* [Aim]:
Output each line of the material exactly as it stands.

* [Data excerpts]:
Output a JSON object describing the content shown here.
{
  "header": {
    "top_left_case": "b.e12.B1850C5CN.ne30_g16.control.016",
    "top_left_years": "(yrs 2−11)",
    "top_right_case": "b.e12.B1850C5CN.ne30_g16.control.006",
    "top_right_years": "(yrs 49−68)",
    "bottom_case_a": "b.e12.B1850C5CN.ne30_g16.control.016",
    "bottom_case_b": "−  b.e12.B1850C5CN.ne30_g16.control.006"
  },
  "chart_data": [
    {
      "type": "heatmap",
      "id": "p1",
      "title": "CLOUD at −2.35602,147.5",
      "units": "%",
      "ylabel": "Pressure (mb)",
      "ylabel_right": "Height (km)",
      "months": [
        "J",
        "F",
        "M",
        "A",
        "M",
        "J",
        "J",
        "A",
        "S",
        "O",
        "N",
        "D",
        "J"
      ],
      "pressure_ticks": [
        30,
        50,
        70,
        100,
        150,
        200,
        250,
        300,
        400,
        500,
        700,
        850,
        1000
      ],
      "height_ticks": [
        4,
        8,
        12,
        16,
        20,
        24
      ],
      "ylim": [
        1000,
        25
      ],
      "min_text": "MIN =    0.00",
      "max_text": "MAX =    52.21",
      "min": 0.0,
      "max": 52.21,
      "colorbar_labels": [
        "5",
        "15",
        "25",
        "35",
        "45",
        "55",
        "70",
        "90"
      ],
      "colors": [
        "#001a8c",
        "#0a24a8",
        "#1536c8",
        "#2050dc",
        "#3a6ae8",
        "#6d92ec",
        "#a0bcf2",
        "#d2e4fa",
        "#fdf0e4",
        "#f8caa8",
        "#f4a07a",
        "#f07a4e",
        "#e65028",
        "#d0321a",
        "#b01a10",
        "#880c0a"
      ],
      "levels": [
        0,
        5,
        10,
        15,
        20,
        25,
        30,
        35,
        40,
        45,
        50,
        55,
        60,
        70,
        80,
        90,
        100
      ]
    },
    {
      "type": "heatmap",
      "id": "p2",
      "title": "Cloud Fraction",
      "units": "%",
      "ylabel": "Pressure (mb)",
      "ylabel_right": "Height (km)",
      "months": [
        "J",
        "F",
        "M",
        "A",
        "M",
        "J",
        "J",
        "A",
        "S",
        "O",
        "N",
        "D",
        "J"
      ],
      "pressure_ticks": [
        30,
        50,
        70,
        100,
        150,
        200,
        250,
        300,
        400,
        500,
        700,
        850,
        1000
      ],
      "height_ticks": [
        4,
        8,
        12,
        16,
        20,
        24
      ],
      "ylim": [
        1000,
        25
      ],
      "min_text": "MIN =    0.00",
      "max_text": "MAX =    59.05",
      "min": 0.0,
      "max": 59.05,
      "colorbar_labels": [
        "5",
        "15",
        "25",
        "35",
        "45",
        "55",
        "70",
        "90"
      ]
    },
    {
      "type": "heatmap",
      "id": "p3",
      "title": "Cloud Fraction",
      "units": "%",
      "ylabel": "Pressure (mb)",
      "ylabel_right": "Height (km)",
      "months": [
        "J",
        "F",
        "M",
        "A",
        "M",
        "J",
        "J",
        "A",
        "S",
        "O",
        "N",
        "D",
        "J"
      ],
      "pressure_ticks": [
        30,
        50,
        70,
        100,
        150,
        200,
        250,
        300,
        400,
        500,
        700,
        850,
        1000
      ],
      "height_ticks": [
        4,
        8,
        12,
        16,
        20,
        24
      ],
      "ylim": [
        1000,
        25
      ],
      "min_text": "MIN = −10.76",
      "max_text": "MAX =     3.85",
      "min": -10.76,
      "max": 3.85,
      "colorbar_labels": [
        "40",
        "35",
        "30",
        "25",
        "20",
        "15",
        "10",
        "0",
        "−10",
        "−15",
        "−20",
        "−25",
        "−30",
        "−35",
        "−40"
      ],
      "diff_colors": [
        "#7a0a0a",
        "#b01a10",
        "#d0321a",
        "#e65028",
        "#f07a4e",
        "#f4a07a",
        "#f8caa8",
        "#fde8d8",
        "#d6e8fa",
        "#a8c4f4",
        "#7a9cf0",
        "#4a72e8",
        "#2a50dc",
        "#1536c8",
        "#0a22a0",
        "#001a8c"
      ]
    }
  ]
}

* [Output]:
Output a JSON object describing the content shown here.
{
  "header": {
    "top_left_case": "b.e12.B1850C5CN.ne30_g16.control.016",
    "top_left_years": "(yrs 2−11)",
    "top_right_case": "b.e12.B1850C5CN.ne30_g16.control.006",
    "top_right_years": "(yrs 49−68)",
    "bottom_case_a": "b.e12.B1850C5CN.ne30_g16.control.016",
    "bottom_case_b": "−  b.e12.B1850C5CN.ne30_g16.control.006"
  },
  "chart_data": [
    {
      "type": "heatmap",
      "id": "p1",
      "title": "CLOUD at −2.35602,147.5",
      "units": "%",
      "ylabel": "Pressure (mb)",
      "ylabel_right": "Height (km)",
      "months": [
        "J",
        "F",
        "M",
        "A",
        "M",
        "J",
        "J",
        "A",
        "S",
        "O",
        "N",
        "D",
        "J"
      ],
      "pressure_ticks": [
        30,
        50,
        70,
        100,
        150,
        200,
        250,
        300,
        400,
        500,
        700,
        850,
        1000
      ],
      "height_ticks": [
        4,
        8,
        12,
        16,
        20,
        24
      ],
      "ylim": [
        1000,
        25
      ],
      "min_text": "MIN =    0.00",
      "max_text": "MAX =    52.21",
      "min": 0.0,
      "max": 52.21,
      "colorbar_labels": [
        "5",
        "15",
        "25",
        "35",
        "45",
        "55",
        "70",
        "90"
      ],
      "colors": [
        "#001a8c",
        "#0a24a8",
        "#1536c8",
        "#2050dc",
        "#3a6ae8",
        "#6d92ec",
        "#a0bcf2",
        "#d2e4fa",
        "#fdf0e4",
        "#f8caa8",
        "#f4a07a",
        "#f07a4e",
        "#e65028",
        "#d0321a",
        "#b01a10",
        "#880c0a"
      ],
      "levels": [
        0,
        5,
        10,
        15,
        20,
        25,
        30,
        35,
        40,
        45,
        50,
        55,
        60,
        70,
        80,
        90,
        100
      ]
    },
    {
      "type": "heatmap",
      "id": "p2",
      "title": "Cloud Fraction",
      "units": "%",
      "ylabel": "Pressure (mb)",
      "ylabel_right": "Height (km)",
      "months": [
        "J",
        "F",
        "M",
        "A",
        "M",
        "J",
        "J",
        "A",
        "S",
        "O",
        "N",
        "D",
        "J"
      ],
      "pressure_ticks": [
        30,
        50,
        70,
        100,
        150,
        200,
        250,
        300,
        400,
        500,
        700,
        850,
        1000
      ],
      "height_ticks": [
        4,
        8,
        12,
        16,
        20,
        24
      ],
      "ylim": [
        1000,
        25
      ],
      "min_text": "MIN =    0.00",
      "max_text": "MAX =    59.05",
      "min": 0.0,
      "max": 59.05,
      "colorbar_labels": [
        "5",
        "15",
        "25",
        "35",
        "45",
        "55",
        "70",
        "90"
      ]
    },
    {
      "type": "heatmap",
      "id": "p3",
      "title": "Cloud Fraction",
      "units": "%",
      "ylabel": "Pressure (mb)",
      "ylabel_right": "Height (km)",
      "months": [
        "J",
        "F",
        "M",
        "A",
        "M",
        "J",
        "J",
        "A",
        "S",
        "O",
        "N",
        "D",
        "J"
      ],
      "pressure_ticks": [
        30,
        50,
        70,
        100,
        150,
        200,
        250,
        300,
        400,
        500,
        700,
        850,
        1000
      ],
      "height_ticks": [
        4,
        8,
        12,
        16,
        20,
        24
      ],
      "ylim": [
        1000,
        25
      ],
      "min_text": "MIN = −10.76",
      "max_text": "MAX =     3.85",
      "min": -10.76,
      "max": 3.85,
      "colorbar_labels": [
        "40",
        "35",
        "30",
        "25",
        "20",
        "15",
        "10",
        "0",
        "−10",
        "−15",
        "−20",
        "−25",
        "−30",
        "−35",
        "−40"
      ],
      "diff_colors": [
        "#7a0a0a",
        "#b01a10",
        "#d0321a",
        "#e65028",
        "#f07a4e",
        "#f4a07a",
        "#f8caa8",
        "#fde8d8",
        "#d6e8fa",
        "#a8c4f4",
        "#7a9cf0",
        "#4a72e8",
        "#2a50dc",
        "#1536c8",
        "#0a22a0",
        "#001a8c"
      ]
    }
  ]
}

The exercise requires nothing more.